++++ Extracted entries ++++

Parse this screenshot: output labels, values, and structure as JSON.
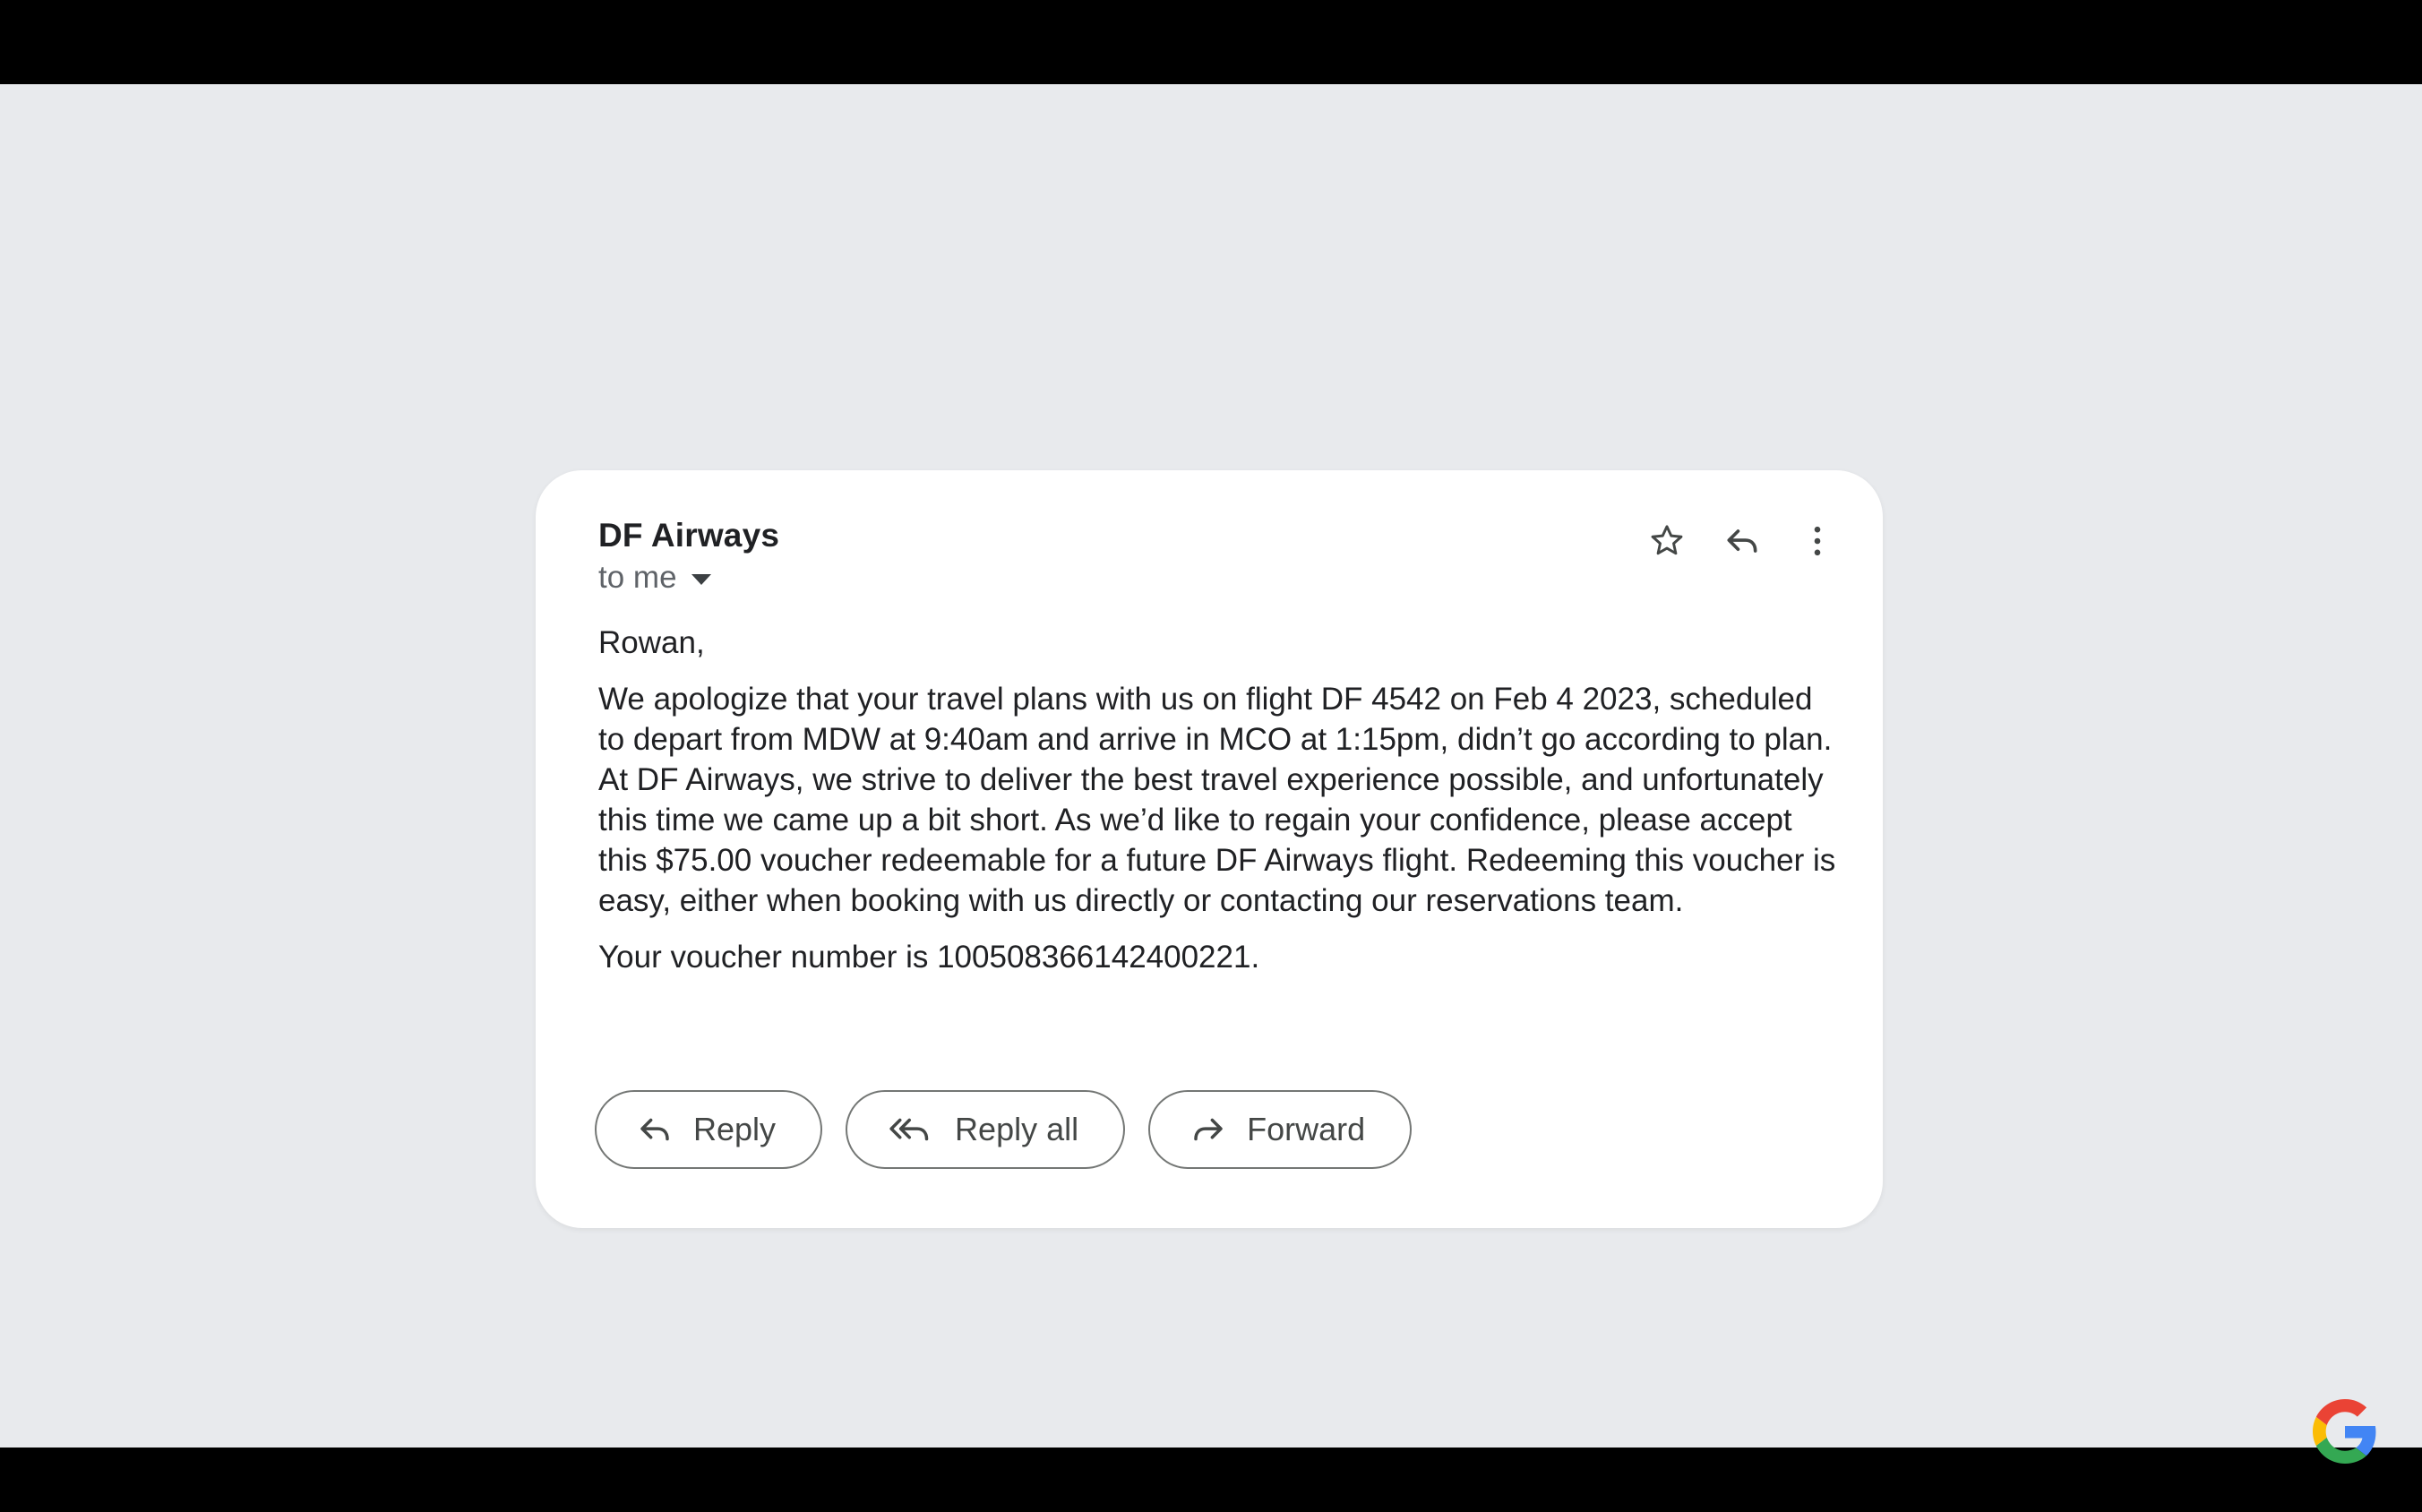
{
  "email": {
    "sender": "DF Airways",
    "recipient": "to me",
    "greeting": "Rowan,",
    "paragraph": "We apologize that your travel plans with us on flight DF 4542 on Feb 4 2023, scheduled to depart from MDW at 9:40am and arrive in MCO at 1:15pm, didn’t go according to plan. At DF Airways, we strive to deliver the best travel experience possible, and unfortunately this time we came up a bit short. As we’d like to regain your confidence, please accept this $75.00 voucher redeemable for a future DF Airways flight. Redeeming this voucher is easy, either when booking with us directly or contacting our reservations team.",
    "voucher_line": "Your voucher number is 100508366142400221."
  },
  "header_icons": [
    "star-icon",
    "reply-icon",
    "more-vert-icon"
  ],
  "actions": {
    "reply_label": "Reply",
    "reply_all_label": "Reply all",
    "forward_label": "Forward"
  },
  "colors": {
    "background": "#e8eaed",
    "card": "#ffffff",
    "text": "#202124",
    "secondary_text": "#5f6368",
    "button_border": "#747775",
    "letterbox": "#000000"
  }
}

++++

§ **What the task requires**:
Leave images out of the retyped records; keep all else exact.

§ **Result of this task**:
Parse this screenshot: output labels, values, and structure as JSON.
{
  "email": {
    "sender": "DF Airways",
    "recipient": "to me",
    "greeting": "Rowan,",
    "paragraph": "We apologize that your travel plans with us on flight DF 4542 on Feb 4 2023, scheduled to depart from MDW at 9:40am and arrive in MCO at 1:15pm, didn’t go according to plan. At DF Airways, we strive to deliver the best travel experience possible, and unfortunately this time we came up a bit short. As we’d like to regain your confidence, please accept this $75.00 voucher redeemable for a future DF Airways flight. Redeeming this voucher is easy, either when booking with us directly or contacting our reservations team.",
    "voucher_line": "Your voucher number is 100508366142400221."
  },
  "header_icons": [
    "star-icon",
    "reply-icon",
    "more-vert-icon"
  ],
  "actions": {
    "reply_label": "Reply",
    "reply_all_label": "Reply all",
    "forward_label": "Forward"
  },
  "colors": {
    "background": "#e8eaed",
    "card": "#ffffff",
    "text": "#202124",
    "secondary_text": "#5f6368",
    "button_border": "#747775",
    "letterbox": "#000000"
  }
}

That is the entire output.